Copy out all of the material exactly as presented.

__DATASET CONTENT__.

----

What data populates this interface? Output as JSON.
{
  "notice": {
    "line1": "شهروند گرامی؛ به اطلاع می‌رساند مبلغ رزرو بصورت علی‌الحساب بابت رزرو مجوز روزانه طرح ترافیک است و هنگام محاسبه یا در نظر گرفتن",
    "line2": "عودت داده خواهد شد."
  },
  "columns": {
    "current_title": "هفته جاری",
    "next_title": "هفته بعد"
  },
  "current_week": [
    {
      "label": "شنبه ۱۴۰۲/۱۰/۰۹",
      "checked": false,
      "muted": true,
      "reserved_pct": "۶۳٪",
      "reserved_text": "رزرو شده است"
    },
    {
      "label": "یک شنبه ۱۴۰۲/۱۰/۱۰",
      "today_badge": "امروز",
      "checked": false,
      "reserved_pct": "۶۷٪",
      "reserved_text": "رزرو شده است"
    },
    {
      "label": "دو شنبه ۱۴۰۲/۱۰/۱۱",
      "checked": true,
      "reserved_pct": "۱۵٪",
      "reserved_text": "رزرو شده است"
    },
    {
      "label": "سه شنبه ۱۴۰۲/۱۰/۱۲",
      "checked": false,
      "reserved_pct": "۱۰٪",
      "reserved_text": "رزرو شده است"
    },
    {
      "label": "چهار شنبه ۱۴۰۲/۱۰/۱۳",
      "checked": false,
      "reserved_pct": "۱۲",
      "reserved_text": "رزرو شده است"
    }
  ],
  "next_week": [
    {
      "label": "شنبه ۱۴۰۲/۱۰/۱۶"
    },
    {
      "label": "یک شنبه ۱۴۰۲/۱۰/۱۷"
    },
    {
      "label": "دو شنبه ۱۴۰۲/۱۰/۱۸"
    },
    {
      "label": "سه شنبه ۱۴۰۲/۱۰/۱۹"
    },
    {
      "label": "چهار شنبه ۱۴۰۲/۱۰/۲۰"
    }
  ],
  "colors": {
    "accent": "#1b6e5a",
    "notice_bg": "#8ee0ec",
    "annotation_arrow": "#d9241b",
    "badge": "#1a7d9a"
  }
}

----

__OUTPUT OF THE EXERCISE__.
What data populates this interface? Output as JSON.
{
  "notice": {
    "line1": "شهروند گرامی؛ به اطلاع می‌رساند مبلغ رزرو بصورت علی‌الحساب بابت رزرو مجوز روزانه طرح ترافیک است و هنگام محاسبه یا در نظر گرفتن",
    "line2": "عودت داده خواهد شد."
  },
  "columns": {
    "current_title": "هفته جاری",
    "next_title": "هفته بعد"
  },
  "current_week": [
    {
      "label": "شنبه ۱۴۰۲/۱۰/۰۹",
      "checked": false,
      "muted": true,
      "reserved_pct": "۶۳٪",
      "reserved_text": "رزرو شده است"
    },
    {
      "label": "یک شنبه ۱۴۰۲/۱۰/۱۰",
      "today_badge": "امروز",
      "checked": false,
      "reserved_pct": "۶۷٪",
      "reserved_text": "رزرو شده است"
    },
    {
      "label": "دو شنبه ۱۴۰۲/۱۰/۱۱",
      "checked": true,
      "reserved_pct": "۱۵٪",
      "reserved_text": "رزرو شده است"
    },
    {
      "label": "سه شنبه ۱۴۰۲/۱۰/۱۲",
      "checked": false,
      "reserved_pct": "۱۰٪",
      "reserved_text": "رزرو شده است"
    },
    {
      "label": "چهار شنبه ۱۴۰۲/۱۰/۱۳",
      "checked": false,
      "reserved_pct": "۱۲",
      "reserved_text": "رزرو شده است"
    }
  ],
  "next_week": [
    {
      "label": "شنبه ۱۴۰۲/۱۰/۱۶"
    },
    {
      "label": "یک شنبه ۱۴۰۲/۱۰/۱۷"
    },
    {
      "label": "دو شنبه ۱۴۰۲/۱۰/۱۸"
    },
    {
      "label": "سه شنبه ۱۴۰۲/۱۰/۱۹"
    },
    {
      "label": "چهار شنبه ۱۴۰۲/۱۰/۲۰"
    }
  ],
  "colors": {
    "accent": "#1b6e5a",
    "notice_bg": "#8ee0ec",
    "annotation_arrow": "#d9241b",
    "badge": "#1a7d9a"
  }
}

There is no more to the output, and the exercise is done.